-------- INPUT MATERIAL
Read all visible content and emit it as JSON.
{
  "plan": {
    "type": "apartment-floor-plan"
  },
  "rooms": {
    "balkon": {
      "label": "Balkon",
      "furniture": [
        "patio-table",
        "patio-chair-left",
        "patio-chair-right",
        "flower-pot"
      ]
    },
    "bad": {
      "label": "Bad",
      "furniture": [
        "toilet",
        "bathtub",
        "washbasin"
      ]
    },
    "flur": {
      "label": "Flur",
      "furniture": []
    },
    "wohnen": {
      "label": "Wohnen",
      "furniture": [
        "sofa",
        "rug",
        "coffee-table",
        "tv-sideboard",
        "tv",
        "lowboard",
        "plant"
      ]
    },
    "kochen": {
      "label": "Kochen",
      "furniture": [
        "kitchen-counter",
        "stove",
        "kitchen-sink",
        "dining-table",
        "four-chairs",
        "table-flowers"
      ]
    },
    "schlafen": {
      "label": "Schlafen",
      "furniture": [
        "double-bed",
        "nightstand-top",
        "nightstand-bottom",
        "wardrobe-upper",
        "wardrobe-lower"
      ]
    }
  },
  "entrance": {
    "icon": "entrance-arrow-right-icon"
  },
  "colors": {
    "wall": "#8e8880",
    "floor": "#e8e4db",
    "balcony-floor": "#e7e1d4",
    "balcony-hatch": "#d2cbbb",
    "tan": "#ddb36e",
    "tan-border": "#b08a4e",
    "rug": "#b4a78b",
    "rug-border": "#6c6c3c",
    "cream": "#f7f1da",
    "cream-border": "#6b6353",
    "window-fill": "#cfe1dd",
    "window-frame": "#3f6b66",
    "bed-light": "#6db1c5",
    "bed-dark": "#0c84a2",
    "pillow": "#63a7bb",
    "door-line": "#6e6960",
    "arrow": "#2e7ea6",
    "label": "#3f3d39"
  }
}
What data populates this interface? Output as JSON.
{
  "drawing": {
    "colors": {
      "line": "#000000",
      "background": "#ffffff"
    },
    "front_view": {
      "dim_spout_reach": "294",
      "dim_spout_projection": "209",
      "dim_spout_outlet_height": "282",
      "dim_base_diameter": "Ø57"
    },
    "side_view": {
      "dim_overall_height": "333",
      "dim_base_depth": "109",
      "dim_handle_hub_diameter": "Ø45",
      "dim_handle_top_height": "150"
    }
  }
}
----------------
-------- INPUT MATERIAL
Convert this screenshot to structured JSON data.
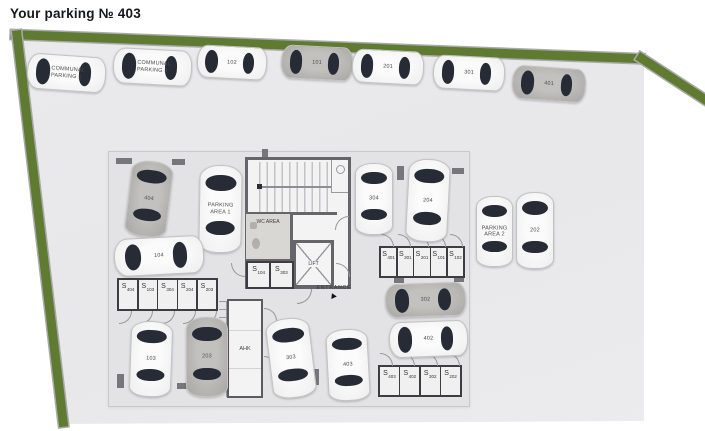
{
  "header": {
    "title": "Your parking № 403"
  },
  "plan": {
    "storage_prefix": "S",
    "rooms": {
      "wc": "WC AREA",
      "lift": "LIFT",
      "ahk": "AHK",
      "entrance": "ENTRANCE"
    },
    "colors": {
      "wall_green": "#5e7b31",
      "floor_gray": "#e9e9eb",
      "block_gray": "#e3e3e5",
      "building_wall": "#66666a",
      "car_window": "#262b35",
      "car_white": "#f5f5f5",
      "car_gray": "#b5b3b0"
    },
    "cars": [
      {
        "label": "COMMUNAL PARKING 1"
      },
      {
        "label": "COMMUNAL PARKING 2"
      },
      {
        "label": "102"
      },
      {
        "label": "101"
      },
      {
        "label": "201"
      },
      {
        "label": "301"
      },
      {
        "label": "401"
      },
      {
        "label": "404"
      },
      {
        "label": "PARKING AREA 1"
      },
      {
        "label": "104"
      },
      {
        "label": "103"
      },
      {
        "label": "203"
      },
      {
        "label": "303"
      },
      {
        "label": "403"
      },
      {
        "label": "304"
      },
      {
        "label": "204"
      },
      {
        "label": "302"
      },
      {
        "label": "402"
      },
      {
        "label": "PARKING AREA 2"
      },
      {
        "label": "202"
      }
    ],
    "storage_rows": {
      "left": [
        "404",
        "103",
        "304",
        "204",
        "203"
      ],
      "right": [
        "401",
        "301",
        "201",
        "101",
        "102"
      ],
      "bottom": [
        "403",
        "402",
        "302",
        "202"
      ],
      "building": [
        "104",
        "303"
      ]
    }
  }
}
----------------
-------- INPUT MATERIAL
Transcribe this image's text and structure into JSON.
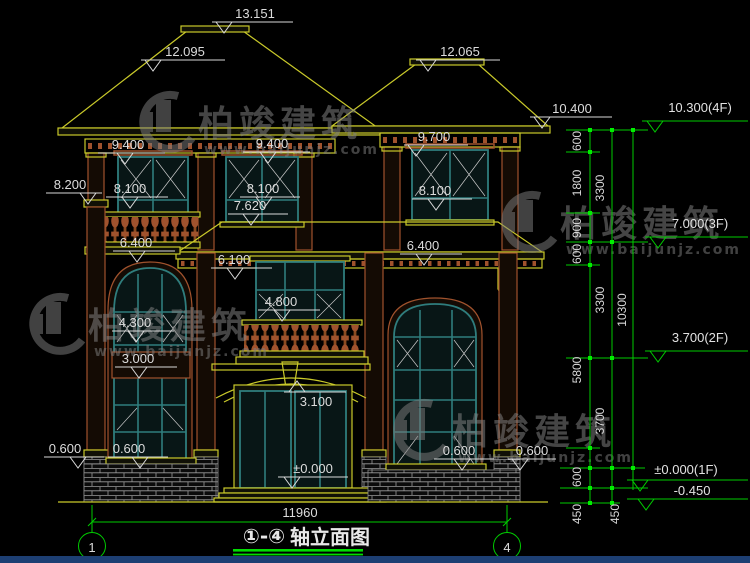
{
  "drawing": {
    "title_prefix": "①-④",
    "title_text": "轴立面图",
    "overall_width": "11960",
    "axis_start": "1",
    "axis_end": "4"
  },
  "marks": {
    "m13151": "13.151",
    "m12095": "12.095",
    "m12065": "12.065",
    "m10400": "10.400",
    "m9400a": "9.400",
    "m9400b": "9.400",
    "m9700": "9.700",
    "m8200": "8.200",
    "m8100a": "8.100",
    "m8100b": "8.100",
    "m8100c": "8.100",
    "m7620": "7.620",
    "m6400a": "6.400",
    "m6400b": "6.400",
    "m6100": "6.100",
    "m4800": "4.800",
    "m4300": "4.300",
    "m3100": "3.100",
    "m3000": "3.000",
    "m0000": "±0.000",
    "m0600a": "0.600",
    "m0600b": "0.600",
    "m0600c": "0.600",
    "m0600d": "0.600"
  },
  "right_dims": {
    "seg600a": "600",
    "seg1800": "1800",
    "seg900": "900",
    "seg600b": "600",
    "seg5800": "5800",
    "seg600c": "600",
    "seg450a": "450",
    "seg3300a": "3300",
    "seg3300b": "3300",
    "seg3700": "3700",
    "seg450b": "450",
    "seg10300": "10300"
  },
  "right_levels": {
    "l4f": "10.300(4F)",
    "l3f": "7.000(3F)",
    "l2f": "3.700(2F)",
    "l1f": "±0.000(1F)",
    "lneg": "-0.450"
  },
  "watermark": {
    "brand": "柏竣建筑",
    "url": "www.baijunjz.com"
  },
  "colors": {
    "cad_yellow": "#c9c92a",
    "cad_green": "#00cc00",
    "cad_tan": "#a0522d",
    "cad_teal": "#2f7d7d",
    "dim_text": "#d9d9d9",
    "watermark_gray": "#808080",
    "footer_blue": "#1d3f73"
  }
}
----------------
• _THE TASK_:
Across the records, how many lines contain "data"? Only the number should be given.

• _SOLVED EXERCISE_:
2